- _Task brief_
Extract and list every line that contains the word "JSON".

- _Supplied information_
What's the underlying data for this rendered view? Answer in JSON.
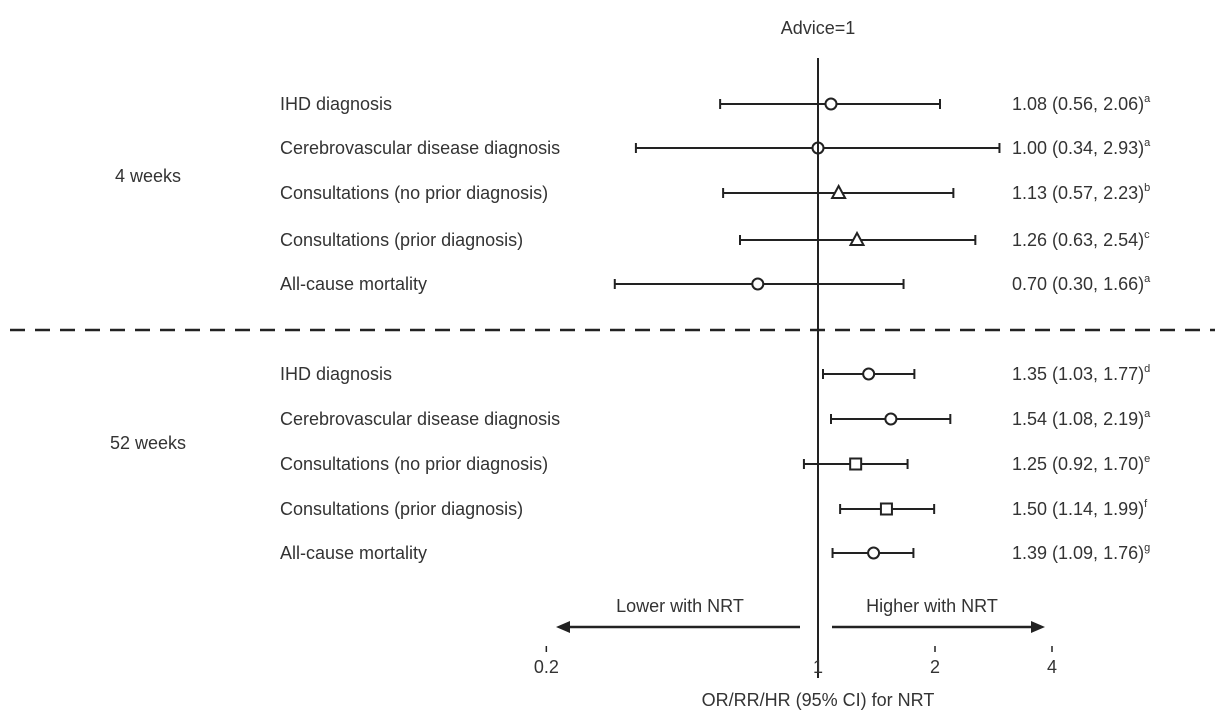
{
  "chart_data": {
    "type": "forest",
    "title": "Advice=1",
    "xlabel": "OR/RR/HR (95% CI) for NRT",
    "x_scale": "log",
    "xlim": [
      0.2,
      4
    ],
    "x_ticks": [
      "0.2",
      "1",
      "2",
      "4"
    ],
    "x_tick_values": [
      0.2,
      1,
      2,
      4
    ],
    "reference_value": 1,
    "direction_labels": {
      "left": "Lower with NRT",
      "right": "Higher with NRT"
    },
    "groups": [
      {
        "name": "4 weeks",
        "rows": [
          {
            "label": "IHD diagnosis",
            "estimate": 1.08,
            "lower": 0.56,
            "upper": 2.06,
            "marker": "circle",
            "text": "1.08 (0.56, 2.06)",
            "note": "a"
          },
          {
            "label": "Cerebrovascular disease diagnosis",
            "estimate": 1.0,
            "lower": 0.34,
            "upper": 2.93,
            "marker": "circle",
            "text": "1.00 (0.34, 2.93)",
            "note": "a"
          },
          {
            "label": "Consultations (no prior diagnosis)",
            "estimate": 1.13,
            "lower": 0.57,
            "upper": 2.23,
            "marker": "triangle",
            "text": "1.13 (0.57, 2.23)",
            "note": "b"
          },
          {
            "label": "Consultations (prior diagnosis)",
            "estimate": 1.26,
            "lower": 0.63,
            "upper": 2.54,
            "marker": "triangle",
            "text": "1.26 (0.63, 2.54)",
            "note": "c"
          },
          {
            "label": "All-cause mortality",
            "estimate": 0.7,
            "lower": 0.3,
            "upper": 1.66,
            "marker": "circle",
            "text": "0.70 (0.30, 1.66)",
            "note": "a"
          }
        ]
      },
      {
        "name": "52 weeks",
        "rows": [
          {
            "label": "IHD diagnosis",
            "estimate": 1.35,
            "lower": 1.03,
            "upper": 1.77,
            "marker": "circle",
            "text": "1.35 (1.03, 1.77)",
            "note": "d"
          },
          {
            "label": "Cerebrovascular disease diagnosis",
            "estimate": 1.54,
            "lower": 1.08,
            "upper": 2.19,
            "marker": "circle",
            "text": "1.54 (1.08, 2.19)",
            "note": "a"
          },
          {
            "label": "Consultations (no prior diagnosis)",
            "estimate": 1.25,
            "lower": 0.92,
            "upper": 1.7,
            "marker": "square",
            "text": "1.25 (0.92, 1.70)",
            "note": "e"
          },
          {
            "label": "Consultations (prior diagnosis)",
            "estimate": 1.5,
            "lower": 1.14,
            "upper": 1.99,
            "marker": "square",
            "text": "1.50 (1.14, 1.99)",
            "note": "f"
          },
          {
            "label": "All-cause mortality",
            "estimate": 1.39,
            "lower": 1.09,
            "upper": 1.76,
            "marker": "circle",
            "text": "1.39 (1.09, 1.76)",
            "note": "g"
          }
        ]
      }
    ]
  }
}
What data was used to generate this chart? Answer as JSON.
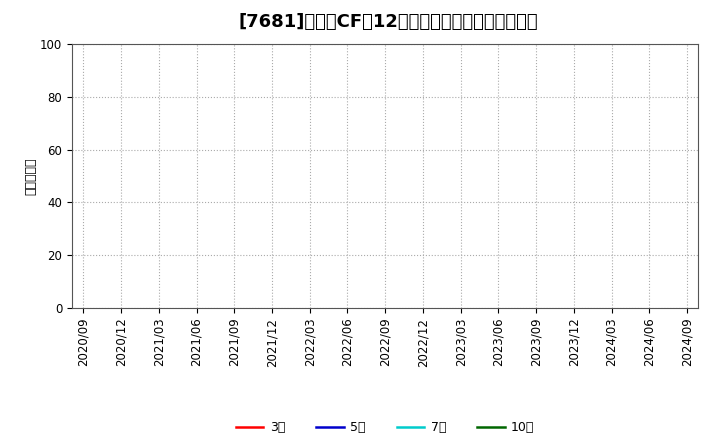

- _Reply to the task_
What's the underlying data for this rendered view? Answer in JSON.
What data was used to generate this chart? Answer as JSON.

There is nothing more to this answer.